## WORK INSTRUCTIONS
Can you print the lines below verbatim, beginning with the line containing "345, 161, 386]" and continuing through the line containing "194, 72, 210]"?

Collected data entries
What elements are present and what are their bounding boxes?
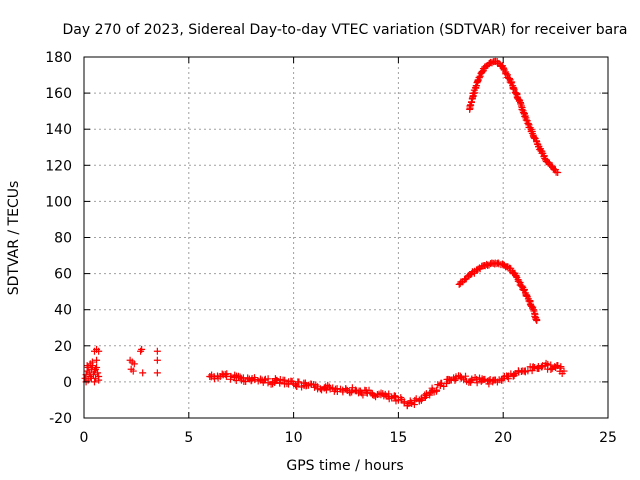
series-scattered-early	[81, 345, 161, 386]
data-point	[264, 379, 272, 387]
data-point	[510, 85, 518, 93]
data-point	[502, 70, 510, 78]
data-point	[473, 379, 481, 387]
data-points	[81, 57, 568, 410]
chart-title: Day 270 of 2023, Sidereal Day-to-day VTE…	[62, 22, 627, 38]
data-point	[223, 370, 231, 378]
x-tick-label: 25	[599, 430, 617, 446]
y-axis-label: SDTVAR / TECUs	[6, 181, 22, 296]
y-tick-label: 40	[54, 303, 72, 319]
y-tick-label: 100	[45, 194, 72, 210]
data-point	[138, 345, 146, 353]
data-point	[93, 356, 101, 364]
data-point	[88, 358, 96, 366]
data-point	[390, 393, 398, 401]
y-tick-label: 20	[54, 339, 72, 355]
data-point	[92, 365, 100, 373]
x-tick-label: 20	[494, 430, 512, 446]
y-tick-label: 160	[45, 86, 72, 102]
data-point	[518, 106, 526, 114]
data-point	[547, 365, 555, 373]
x-tick-label: 0	[80, 430, 89, 446]
y-tick-label: 180	[45, 50, 72, 66]
x-tick-label: 5	[184, 430, 193, 446]
data-point	[130, 360, 138, 368]
data-point	[236, 373, 244, 381]
data-point	[137, 347, 145, 355]
data-point	[554, 169, 562, 177]
y-tick-label: 0	[63, 375, 72, 391]
data-point	[359, 391, 367, 399]
data-point	[461, 276, 469, 284]
data-point	[90, 378, 98, 386]
data-point	[244, 374, 252, 382]
data-point	[370, 392, 378, 400]
data-point	[87, 374, 95, 382]
data-point	[475, 74, 483, 82]
axis-ticks: 0 5 10 15 20 25 -20 0 20 40 60 80 100 120 140 160 180	[45, 50, 617, 446]
data-point	[95, 376, 103, 384]
data-point	[466, 102, 474, 110]
data-point	[468, 98, 476, 106]
data-point	[515, 277, 523, 285]
data-point	[139, 369, 147, 377]
data-point	[322, 386, 330, 394]
data-point	[560, 367, 568, 375]
data-point	[348, 388, 356, 396]
data-point	[433, 386, 441, 394]
x-axis-label: GPS time / hours	[286, 458, 403, 474]
data-point	[324, 381, 332, 389]
data-point	[83, 362, 91, 370]
data-point	[95, 347, 103, 355]
series-arc-mid	[455, 259, 541, 325]
data-point	[418, 395, 426, 403]
data-point	[557, 363, 565, 371]
data-point	[533, 317, 541, 325]
data-point	[346, 389, 354, 397]
data-point	[293, 382, 301, 390]
data-point	[542, 359, 550, 367]
x-tick-label: 10	[285, 430, 303, 446]
grid-layer	[84, 57, 608, 418]
data-point	[129, 367, 137, 375]
y-tick-label: 80	[54, 231, 72, 247]
data-point	[472, 82, 480, 90]
data-point	[462, 372, 470, 380]
y-tick-label: 120	[45, 158, 72, 174]
series-baseline-band	[206, 359, 568, 410]
y-tick-label: -20	[49, 411, 72, 427]
data-point	[524, 120, 532, 128]
y-tick-label: 60	[54, 267, 72, 283]
data-point	[153, 347, 161, 355]
series-arc-high	[466, 57, 562, 177]
data-point	[89, 371, 97, 379]
data-point	[422, 390, 430, 398]
data-point	[153, 356, 161, 364]
data-point	[94, 369, 102, 377]
data-point	[85, 369, 93, 377]
y-tick-label: 140	[45, 122, 72, 138]
data-point	[556, 364, 564, 372]
x-tick-label: 15	[389, 430, 407, 446]
data-point	[530, 133, 538, 141]
data-point	[428, 384, 436, 392]
data-point	[153, 369, 161, 377]
data-point	[81, 374, 89, 382]
data-point	[342, 385, 350, 393]
data-point	[295, 378, 303, 386]
data-point	[242, 377, 250, 385]
data-point	[522, 116, 530, 124]
data-point	[451, 376, 459, 384]
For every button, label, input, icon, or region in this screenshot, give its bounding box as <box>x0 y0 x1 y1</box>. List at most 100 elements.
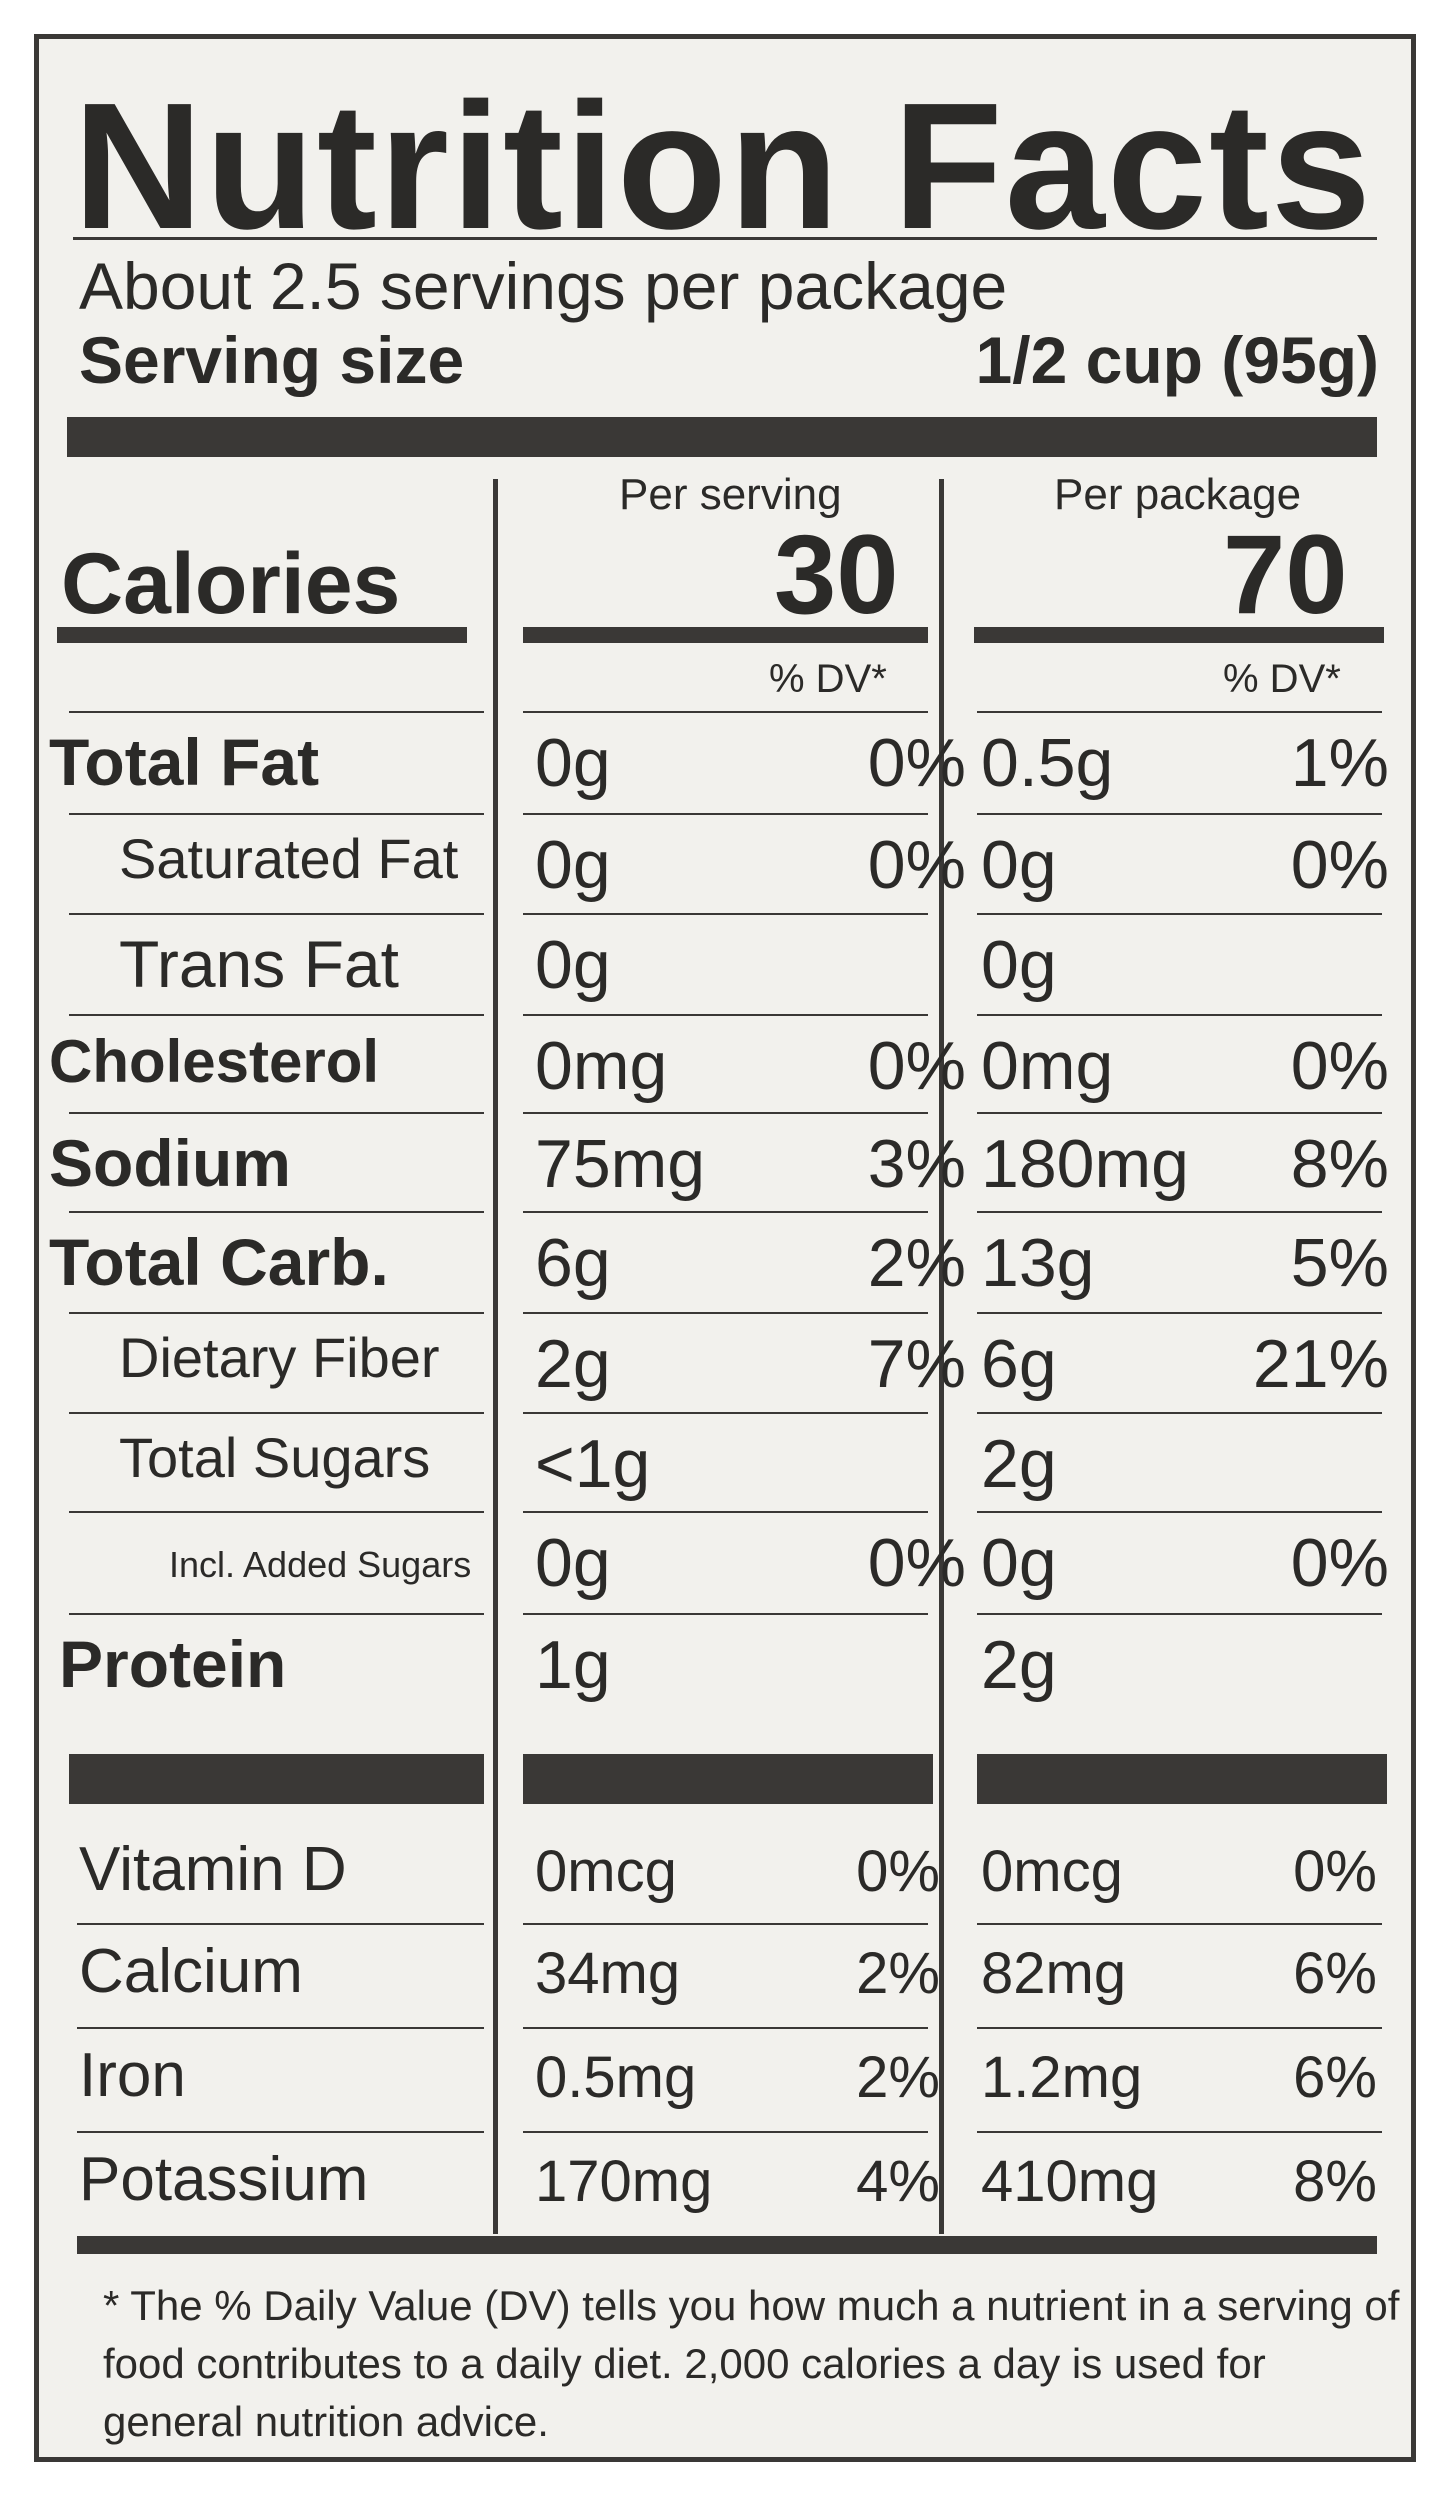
package-amount: 0.5g <box>981 725 1114 801</box>
row-divider <box>523 1511 928 1513</box>
package-dv: 0% <box>1290 1028 1389 1104</box>
vitamin-serving-amount: 0.5mg <box>535 2045 697 2110</box>
vitamin-serving-amount: 0mcg <box>535 1839 677 1904</box>
serving-dv: 0% <box>867 1028 966 1104</box>
vitamin-package-dv: 6% <box>1293 1941 1377 2006</box>
row-divider <box>977 2131 1382 2133</box>
row-divider <box>523 1211 928 1213</box>
vitamin-serving-dv: 2% <box>856 2045 940 2110</box>
row-divider <box>69 1211 484 1213</box>
serving-amount: 6g <box>535 1225 611 1301</box>
package-dv: 5% <box>1290 1225 1389 1301</box>
package-dv: 0% <box>1290 1525 1389 1601</box>
nutrient-label: Dietary Fiber <box>119 1326 440 1389</box>
calories-label: Calories <box>61 536 401 632</box>
row-divider <box>523 913 928 915</box>
serving-amount: 1g <box>535 1627 611 1703</box>
package-dv: 8% <box>1290 1126 1389 1202</box>
calories-per-package: 70 <box>1223 512 1348 637</box>
vitamin-label: Vitamin D <box>79 1835 347 1904</box>
serving-dv: 0% <box>867 1525 966 1601</box>
package-dv: 0% <box>1290 827 1389 903</box>
serving-dv: 7% <box>867 1326 966 1402</box>
vitamin-package-dv: 6% <box>1293 2045 1377 2110</box>
per-serving-header: Per serving <box>619 470 842 519</box>
row-divider <box>977 1211 1382 1213</box>
row-divider <box>69 913 484 915</box>
nutrient-label: Cholesterol <box>49 1028 380 1095</box>
serving-amount: 0mg <box>535 1028 668 1104</box>
row-divider <box>977 711 1382 713</box>
serving-amount: 0g <box>535 725 611 801</box>
vitamin-package-amount: 0mcg <box>981 1839 1123 1904</box>
nutrient-label: Trans Fat <box>119 927 399 1001</box>
serving-dv: 2% <box>867 1225 966 1301</box>
row-divider <box>523 1412 928 1414</box>
row-divider <box>523 1014 928 1016</box>
serving-amount: <1g <box>535 1426 651 1502</box>
row-divider <box>77 2027 484 2029</box>
nutrient-label: Total Fat <box>49 725 320 799</box>
row-divider <box>523 813 928 815</box>
package-amount: 0mg <box>981 1028 1114 1104</box>
footnote: * The % Daily Value (DV) tells you how m… <box>103 2282 1400 2445</box>
separator-bar-label <box>69 1754 484 1804</box>
row-divider <box>77 2131 484 2133</box>
vitamin-label: Potassium <box>79 2145 369 2214</box>
vitamin-package-amount: 82mg <box>981 1941 1127 2006</box>
row-divider <box>977 1312 1382 1314</box>
row-divider <box>523 1112 928 1114</box>
separator-bar-package <box>977 1754 1387 1804</box>
nutrient-label: Incl. Added Sugars <box>169 1544 472 1585</box>
calories-bar-package <box>974 627 1384 643</box>
package-amount: 2g <box>981 1627 1057 1703</box>
calories-bar-label <box>57 627 467 643</box>
serving-amount: 0g <box>535 927 611 1003</box>
row-divider <box>523 1613 928 1615</box>
package-amount: 180mg <box>981 1126 1189 1202</box>
row-divider <box>977 1613 1382 1615</box>
row-divider <box>977 2027 1382 2029</box>
column-divider-1 <box>493 479 498 2234</box>
bottom-bar <box>77 2236 1377 2254</box>
row-divider <box>977 1412 1382 1414</box>
row-divider <box>69 813 484 815</box>
package-amount: 0g <box>981 927 1057 1003</box>
nutrient-label: Sodium <box>49 1126 291 1200</box>
serving-amount: 0g <box>535 1525 611 1601</box>
header-thick-bar <box>67 417 1377 457</box>
vitamin-package-dv: 0% <box>1293 1839 1377 1904</box>
nutrition-facts-panel: Nutrition Facts About 2.5 servings per p… <box>34 34 1416 2462</box>
per-package-header: Per package <box>1054 470 1302 519</box>
serving-size-value: 1/2 cup (95g) <box>975 323 1379 397</box>
row-divider <box>977 1923 1382 1925</box>
vitamin-serving-amount: 170mg <box>535 2149 713 2214</box>
package-amount: 0g <box>981 827 1057 903</box>
servings-per-package: About 2.5 servings per package <box>79 249 1008 323</box>
column-divider-2 <box>939 479 944 2234</box>
vitamin-serving-amount: 34mg <box>535 1941 681 2006</box>
row-divider <box>523 2027 928 2029</box>
row-divider <box>69 1014 484 1016</box>
row-divider <box>523 1923 928 1925</box>
row-divider <box>523 1312 928 1314</box>
separator-bar-serving <box>523 1754 933 1804</box>
vitamin-serving-dv: 2% <box>856 1941 940 2006</box>
calories-per-serving: 30 <box>774 512 899 637</box>
row-divider <box>69 1112 484 1114</box>
nutrient-label: Total Carb. <box>49 1225 389 1299</box>
row-divider <box>977 1112 1382 1114</box>
serving-size-label: Serving size <box>79 323 465 397</box>
serving-dv: 3% <box>867 1126 966 1202</box>
vitamin-package-dv: 8% <box>1293 2149 1377 2214</box>
row-divider <box>69 1412 484 1414</box>
package-amount: 2g <box>981 1426 1057 1502</box>
dv-header-serving: % DV* <box>769 657 887 701</box>
panel-title: Nutrition Facts <box>73 66 1374 267</box>
package-dv: 21% <box>1252 1326 1389 1402</box>
serving-dv: 0% <box>867 827 966 903</box>
row-divider <box>69 1511 484 1513</box>
vitamin-package-amount: 1.2mg <box>981 2045 1143 2110</box>
package-amount: 6g <box>981 1326 1057 1402</box>
title-divider <box>73 237 1377 240</box>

## SOLUTION FOR THIS EXERCISE
series-scattered-early	[81, 345, 161, 386]
data-point	[264, 379, 272, 387]
data-point	[510, 85, 518, 93]
data-point	[502, 70, 510, 78]
data-point	[473, 379, 481, 387]
data-points	[81, 57, 568, 410]
chart-title: Day 270 of 2023, Sidereal Day-to-day VTE…	[62, 22, 627, 38]
data-point	[223, 370, 231, 378]
x-tick-label: 25	[599, 430, 617, 446]
y-axis-label: SDTVAR / TECUs	[6, 181, 22, 296]
y-tick-label: 40	[54, 303, 72, 319]
y-tick-label: 100	[45, 194, 72, 210]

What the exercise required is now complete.